Your task is to output the entries below word for word.

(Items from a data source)
***
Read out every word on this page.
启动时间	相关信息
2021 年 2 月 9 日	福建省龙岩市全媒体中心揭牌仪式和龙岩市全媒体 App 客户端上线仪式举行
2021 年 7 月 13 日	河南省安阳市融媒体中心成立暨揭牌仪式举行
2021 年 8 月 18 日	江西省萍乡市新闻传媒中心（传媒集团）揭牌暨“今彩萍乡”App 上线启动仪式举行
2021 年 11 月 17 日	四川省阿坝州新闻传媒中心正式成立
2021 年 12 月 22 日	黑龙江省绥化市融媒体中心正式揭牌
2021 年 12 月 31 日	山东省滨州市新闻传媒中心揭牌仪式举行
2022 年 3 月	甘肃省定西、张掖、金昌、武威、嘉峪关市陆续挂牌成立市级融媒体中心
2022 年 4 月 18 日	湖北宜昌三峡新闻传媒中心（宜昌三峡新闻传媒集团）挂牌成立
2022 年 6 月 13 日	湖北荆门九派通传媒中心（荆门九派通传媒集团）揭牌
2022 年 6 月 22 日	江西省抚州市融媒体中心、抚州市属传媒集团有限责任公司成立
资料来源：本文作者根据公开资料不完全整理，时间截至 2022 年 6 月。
***
COMPLETE RESPONSE ->
Read out every word on this page.
启动时间	相关信息
2021 年 2 月 9 日	福建省龙岩市全媒体中心揭牌仪式和龙岩市全媒体 App 客户端上线仪式举行
2021 年 7 月 13 日	河南省安阳市融媒体中心成立暨揭牌仪式举行
2021 年 8 月 18 日	江西省萍乡市新闻传媒中心（传媒集团）揭牌暨“今彩萍乡”App 上线启动仪式举行
2021 年 11 月 17 日	四川省阿坝州新闻传媒中心正式成立
2021 年 12 月 22 日	黑龙江省绥化市融媒体中心正式揭牌
2021 年 12 月 31 日	山东省滨州市新闻传媒中心揭牌仪式举行
2022 年 3 月	甘肃省定西、张掖、金昌、武威、嘉峪关市陆续挂牌成立市级融媒体中心
2022 年 4 月 18 日	湖北宜昌三峡新闻传媒中心（宜昌三峡新闻传媒集团）挂牌成立
2022 年 6 月 13 日	湖北荆门九派通传媒中心（荆门九派通传媒集团）揭牌
2022 年 6 月 22 日	江西省抚州市融媒体中心、抚州市属传媒集团有限责任公司成立
资料来源：本文作者根据公开资料不完全整理，时间截至 2022 年 6 月。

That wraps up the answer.